- [Provided data]:
^^^^^^^^
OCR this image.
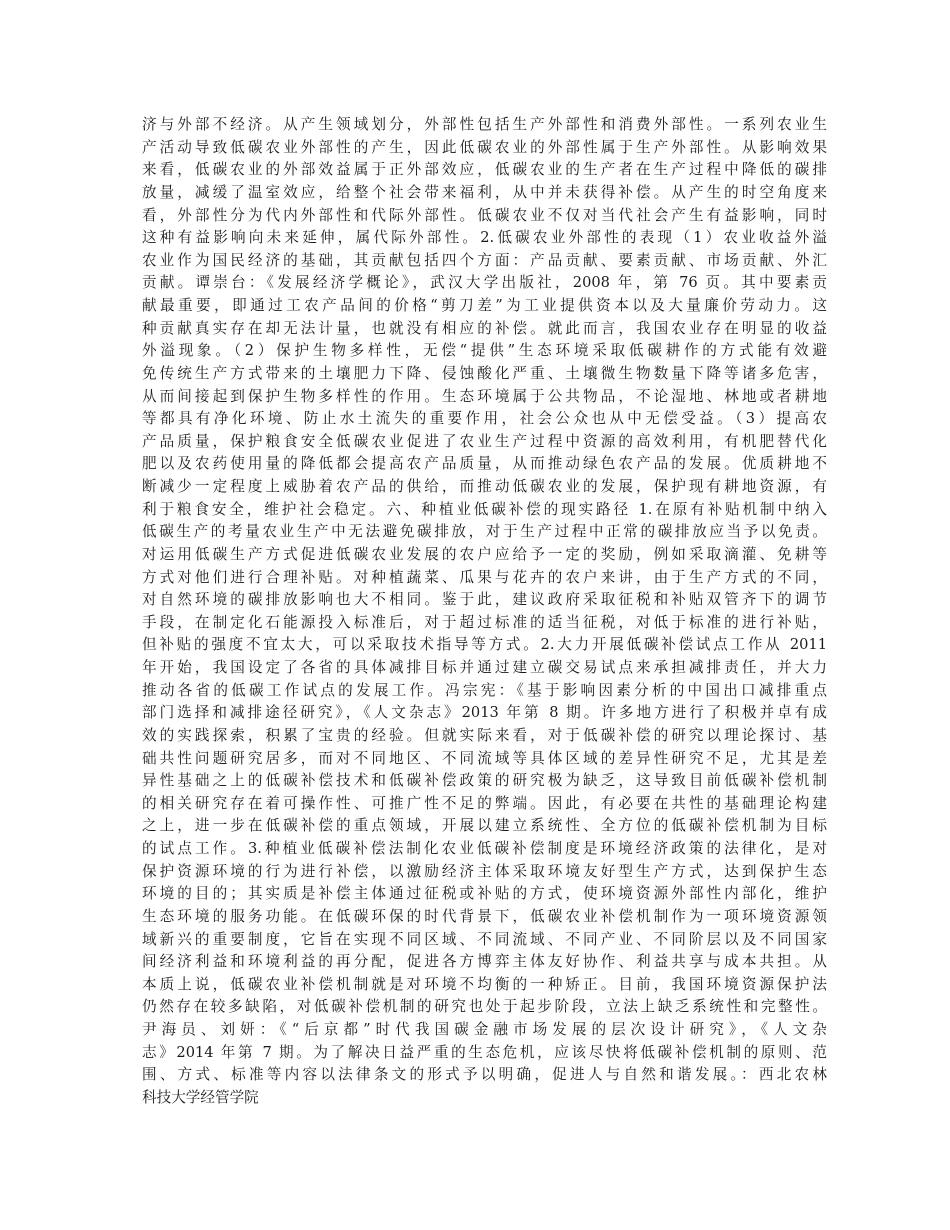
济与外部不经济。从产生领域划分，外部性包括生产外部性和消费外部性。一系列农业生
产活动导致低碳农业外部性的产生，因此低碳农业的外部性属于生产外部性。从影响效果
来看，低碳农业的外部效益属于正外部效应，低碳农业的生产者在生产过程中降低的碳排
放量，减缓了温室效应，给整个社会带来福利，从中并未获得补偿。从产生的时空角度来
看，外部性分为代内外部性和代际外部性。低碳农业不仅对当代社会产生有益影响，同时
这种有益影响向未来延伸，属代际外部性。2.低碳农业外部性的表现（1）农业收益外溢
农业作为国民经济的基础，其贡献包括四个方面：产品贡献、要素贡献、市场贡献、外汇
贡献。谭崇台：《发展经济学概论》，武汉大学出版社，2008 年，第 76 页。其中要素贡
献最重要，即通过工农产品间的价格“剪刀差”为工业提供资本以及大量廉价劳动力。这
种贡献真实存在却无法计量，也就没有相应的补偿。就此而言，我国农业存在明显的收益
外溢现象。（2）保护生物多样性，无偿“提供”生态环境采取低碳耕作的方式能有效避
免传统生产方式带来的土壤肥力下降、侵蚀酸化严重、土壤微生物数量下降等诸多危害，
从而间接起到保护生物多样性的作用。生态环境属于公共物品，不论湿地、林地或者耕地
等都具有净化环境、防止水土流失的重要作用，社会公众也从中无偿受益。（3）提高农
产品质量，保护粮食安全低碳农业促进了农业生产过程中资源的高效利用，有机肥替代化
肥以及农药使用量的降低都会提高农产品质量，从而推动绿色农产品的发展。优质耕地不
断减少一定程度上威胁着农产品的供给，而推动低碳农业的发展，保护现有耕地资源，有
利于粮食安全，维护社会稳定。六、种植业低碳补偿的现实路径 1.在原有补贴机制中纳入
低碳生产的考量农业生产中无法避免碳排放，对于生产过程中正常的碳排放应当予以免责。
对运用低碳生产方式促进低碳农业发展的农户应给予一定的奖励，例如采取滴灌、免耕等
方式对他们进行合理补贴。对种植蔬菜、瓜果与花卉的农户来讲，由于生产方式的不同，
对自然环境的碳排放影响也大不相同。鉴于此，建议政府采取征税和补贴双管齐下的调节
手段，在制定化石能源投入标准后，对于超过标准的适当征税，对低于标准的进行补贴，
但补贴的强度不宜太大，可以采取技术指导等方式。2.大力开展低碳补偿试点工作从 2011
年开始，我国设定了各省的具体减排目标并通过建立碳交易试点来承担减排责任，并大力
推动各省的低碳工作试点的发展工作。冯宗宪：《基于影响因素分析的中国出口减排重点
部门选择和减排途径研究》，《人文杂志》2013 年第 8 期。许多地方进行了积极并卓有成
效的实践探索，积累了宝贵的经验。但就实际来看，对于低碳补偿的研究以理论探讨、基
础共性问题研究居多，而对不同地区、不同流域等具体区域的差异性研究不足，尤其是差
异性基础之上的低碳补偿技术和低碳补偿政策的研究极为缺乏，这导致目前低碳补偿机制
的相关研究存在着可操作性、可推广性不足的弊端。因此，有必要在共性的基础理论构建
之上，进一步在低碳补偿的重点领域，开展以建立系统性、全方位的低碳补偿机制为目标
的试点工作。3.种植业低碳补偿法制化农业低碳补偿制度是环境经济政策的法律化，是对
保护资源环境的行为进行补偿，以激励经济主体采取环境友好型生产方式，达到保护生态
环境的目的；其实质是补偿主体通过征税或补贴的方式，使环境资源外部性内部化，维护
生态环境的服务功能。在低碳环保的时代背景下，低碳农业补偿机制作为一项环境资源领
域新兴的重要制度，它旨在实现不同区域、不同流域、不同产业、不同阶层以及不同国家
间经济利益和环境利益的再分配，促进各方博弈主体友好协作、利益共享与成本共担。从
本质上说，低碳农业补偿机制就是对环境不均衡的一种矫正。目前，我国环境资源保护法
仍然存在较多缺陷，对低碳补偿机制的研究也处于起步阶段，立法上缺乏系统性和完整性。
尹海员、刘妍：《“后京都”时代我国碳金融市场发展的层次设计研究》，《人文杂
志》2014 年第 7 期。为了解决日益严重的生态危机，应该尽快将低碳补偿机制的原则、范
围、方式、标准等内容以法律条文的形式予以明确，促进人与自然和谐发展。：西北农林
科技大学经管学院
^^^^^^^^
- [Set problem]: Set the data above down again exactly as given, with no pictures.

- [Right answer]:
OCR this image.
济与外部不经济。从产生领域划分，外部性包括生产外部性和消费外部性。一系列农业生
产活动导致低碳农业外部性的产生，因此低碳农业的外部性属于生产外部性。从影响效果
来看，低碳农业的外部效益属于正外部效应，低碳农业的生产者在生产过程中降低的碳排
放量，减缓了温室效应，给整个社会带来福利，从中并未获得补偿。从产生的时空角度来
看，外部性分为代内外部性和代际外部性。低碳农业不仅对当代社会产生有益影响，同时
这种有益影响向未来延伸，属代际外部性。2.低碳农业外部性的表现（1）农业收益外溢
农业作为国民经济的基础，其贡献包括四个方面：产品贡献、要素贡献、市场贡献、外汇
贡献。谭崇台：《发展经济学概论》，武汉大学出版社，2008 年，第 76 页。其中要素贡
献最重要，即通过工农产品间的价格“剪刀差”为工业提供资本以及大量廉价劳动力。这
种贡献真实存在却无法计量，也就没有相应的补偿。就此而言，我国农业存在明显的收益
外溢现象。（2）保护生物多样性，无偿“提供”生态环境采取低碳耕作的方式能有效避
免传统生产方式带来的土壤肥力下降、侵蚀酸化严重、土壤微生物数量下降等诸多危害，
从而间接起到保护生物多样性的作用。生态环境属于公共物品，不论湿地、林地或者耕地
等都具有净化环境、防止水土流失的重要作用，社会公众也从中无偿受益。（3）提高农
产品质量，保护粮食安全低碳农业促进了农业生产过程中资源的高效利用，有机肥替代化
肥以及农药使用量的降低都会提高农产品质量，从而推动绿色农产品的发展。优质耕地不
断减少一定程度上威胁着农产品的供给，而推动低碳农业的发展，保护现有耕地资源，有
利于粮食安全，维护社会稳定。六、种植业低碳补偿的现实路径 1.在原有补贴机制中纳入
低碳生产的考量农业生产中无法避免碳排放，对于生产过程中正常的碳排放应当予以免责。
对运用低碳生产方式促进低碳农业发展的农户应给予一定的奖励，例如采取滴灌、免耕等
方式对他们进行合理补贴。对种植蔬菜、瓜果与花卉的农户来讲，由于生产方式的不同，
对自然环境的碳排放影响也大不相同。鉴于此，建议政府采取征税和补贴双管齐下的调节
手段，在制定化石能源投入标准后，对于超过标准的适当征税，对低于标准的进行补贴，
但补贴的强度不宜太大，可以采取技术指导等方式。2.大力开展低碳补偿试点工作从 2011
年开始，我国设定了各省的具体减排目标并通过建立碳交易试点来承担减排责任，并大力
推动各省的低碳工作试点的发展工作。冯宗宪：《基于影响因素分析的中国出口减排重点
部门选择和减排途径研究》，《人文杂志》2013 年第 8 期。许多地方进行了积极并卓有成
效的实践探索，积累了宝贵的经验。但就实际来看，对于低碳补偿的研究以理论探讨、基
础共性问题研究居多，而对不同地区、不同流域等具体区域的差异性研究不足，尤其是差
异性基础之上的低碳补偿技术和低碳补偿政策的研究极为缺乏，这导致目前低碳补偿机制
的相关研究存在着可操作性、可推广性不足的弊端。因此，有必要在共性的基础理论构建
之上，进一步在低碳补偿的重点领域，开展以建立系统性、全方位的低碳补偿机制为目标
的试点工作。3.种植业低碳补偿法制化农业低碳补偿制度是环境经济政策的法律化，是对
保护资源环境的行为进行补偿，以激励经济主体采取环境友好型生产方式，达到保护生态
环境的目的；其实质是补偿主体通过征税或补贴的方式，使环境资源外部性内部化，维护
生态环境的服务功能。在低碳环保的时代背景下，低碳农业补偿机制作为一项环境资源领
域新兴的重要制度，它旨在实现不同区域、不同流域、不同产业、不同阶层以及不同国家
间经济利益和环境利益的再分配，促进各方博弈主体友好协作、利益共享与成本共担。从
本质上说，低碳农业补偿机制就是对环境不均衡的一种矫正。目前，我国环境资源保护法
仍然存在较多缺陷，对低碳补偿机制的研究也处于起步阶段，立法上缺乏系统性和完整性。
尹海员、刘妍：《“后京都”时代我国碳金融市场发展的层次设计研究》，《人文杂
志》2014 年第 7 期。为了解决日益严重的生态危机，应该尽快将低碳补偿机制的原则、范
围、方式、标准等内容以法律条文的形式予以明确，促进人与自然和谐发展。：西北农林
科技大学经管学院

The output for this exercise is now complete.